■ Short problem: Retype the records below exactly as they appear, but leave out any pictures.

(Part of a data file)
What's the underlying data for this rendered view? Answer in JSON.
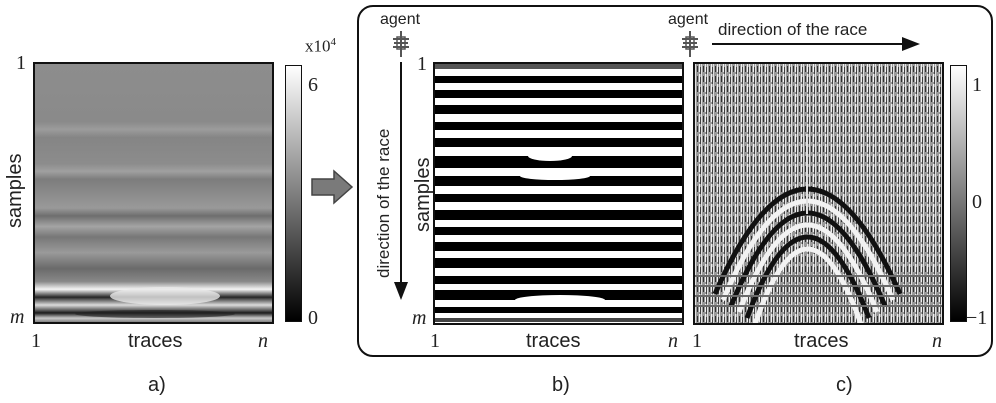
{
  "panel_a": {
    "ytop": "1",
    "ybottom": "m",
    "xleft": "1",
    "xright": "n",
    "xlabel": "traces",
    "ylabel": "samples",
    "colorbar": {
      "max": "6",
      "min": "0",
      "multiplier": "x10",
      "exponent": "4"
    },
    "caption": "a)"
  },
  "panel_b": {
    "agent": "agent",
    "direction": "direction of the race",
    "ytop": "1",
    "ybottom": "m",
    "xleft": "1",
    "xright": "n",
    "xlabel": "traces",
    "ylabel": "samples",
    "caption": "b)"
  },
  "panel_c": {
    "agent": "agent",
    "direction": "direction of the race",
    "xleft": "1",
    "xright": "n",
    "xlabel": "traces",
    "colorbar": {
      "max": "1",
      "mid": "0",
      "min": "−1"
    },
    "caption": "c)"
  }
}
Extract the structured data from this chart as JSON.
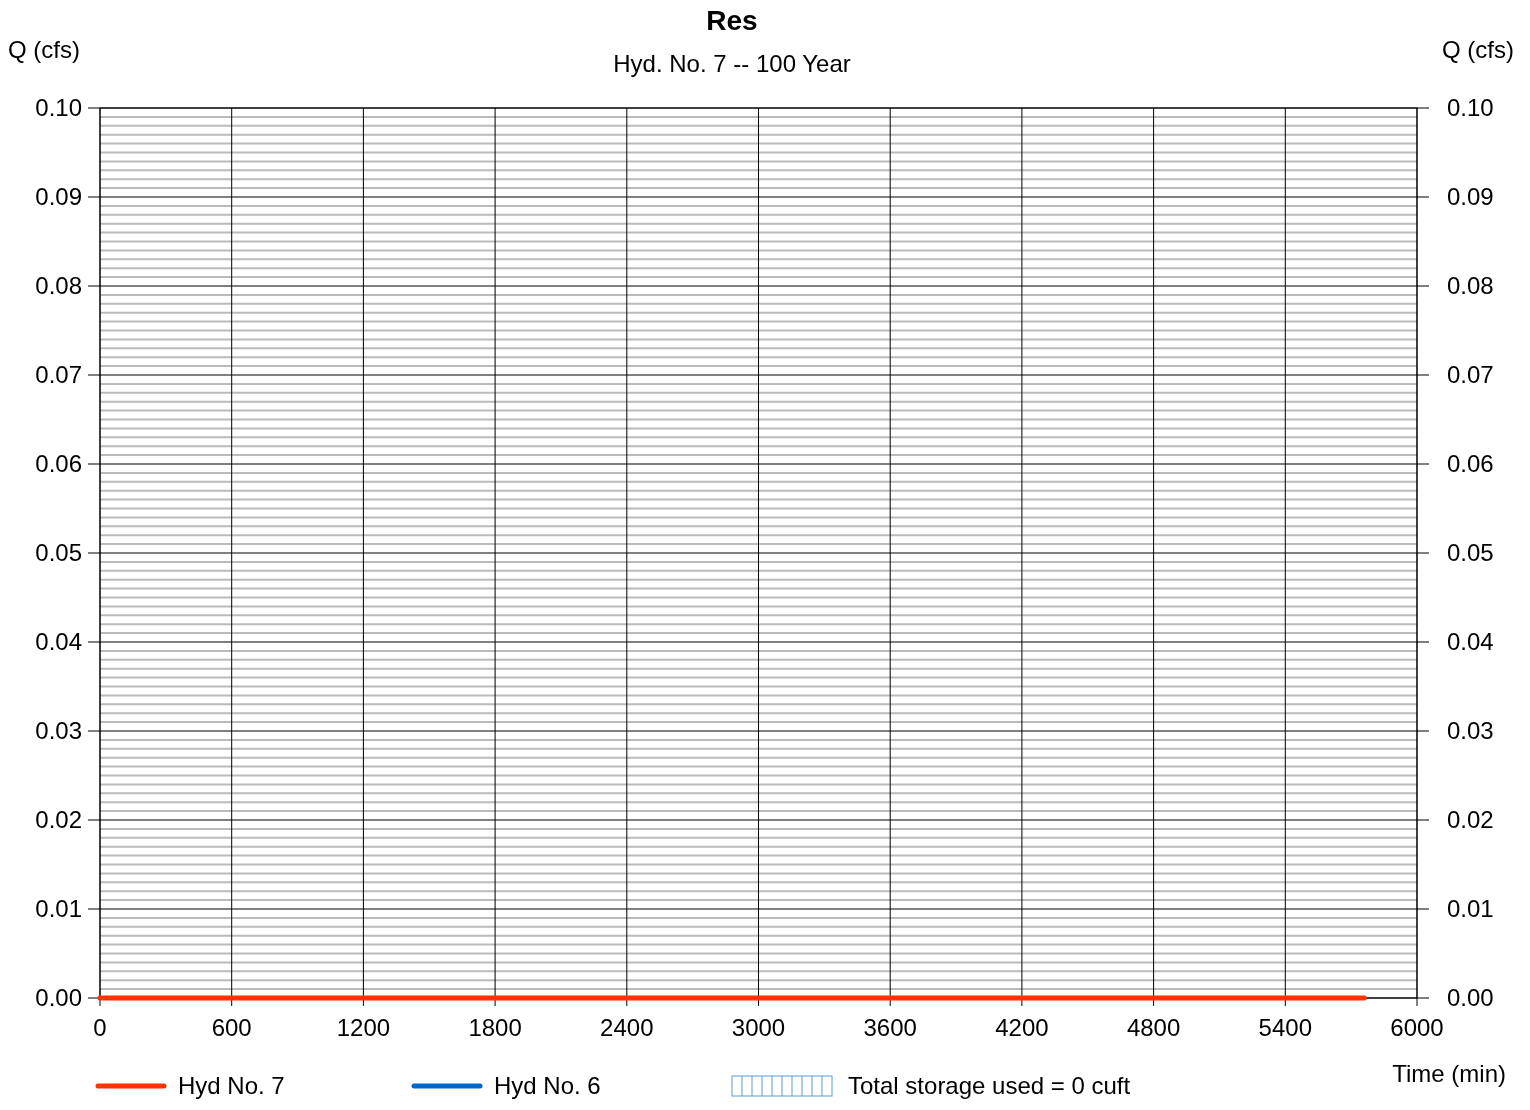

■ Exercise response:
What's the underlying data for this rendered view? Answer in JSON.
{
  "panel_a": {
    "ytop": "1",
    "ybottom": "m",
    "xleft": "1",
    "xright": "n",
    "xlabel": "traces",
    "ylabel": "samples",
    "colorbar": {
      "max": "6",
      "min": "0",
      "multiplier": "x10",
      "exponent": "4"
    },
    "caption": "a)"
  },
  "panel_b": {
    "agent": "agent",
    "direction": "direction of the race",
    "ytop": "1",
    "ybottom": "m",
    "xleft": "1",
    "xright": "n",
    "xlabel": "traces",
    "ylabel": "samples",
    "caption": "b)"
  },
  "panel_c": {
    "agent": "agent",
    "direction": "direction of the race",
    "xleft": "1",
    "xright": "n",
    "xlabel": "traces",
    "colorbar": {
      "max": "1",
      "mid": "0",
      "min": "−1"
    },
    "caption": "c)"
  }
}
Extract the structured data from this chart as JSON.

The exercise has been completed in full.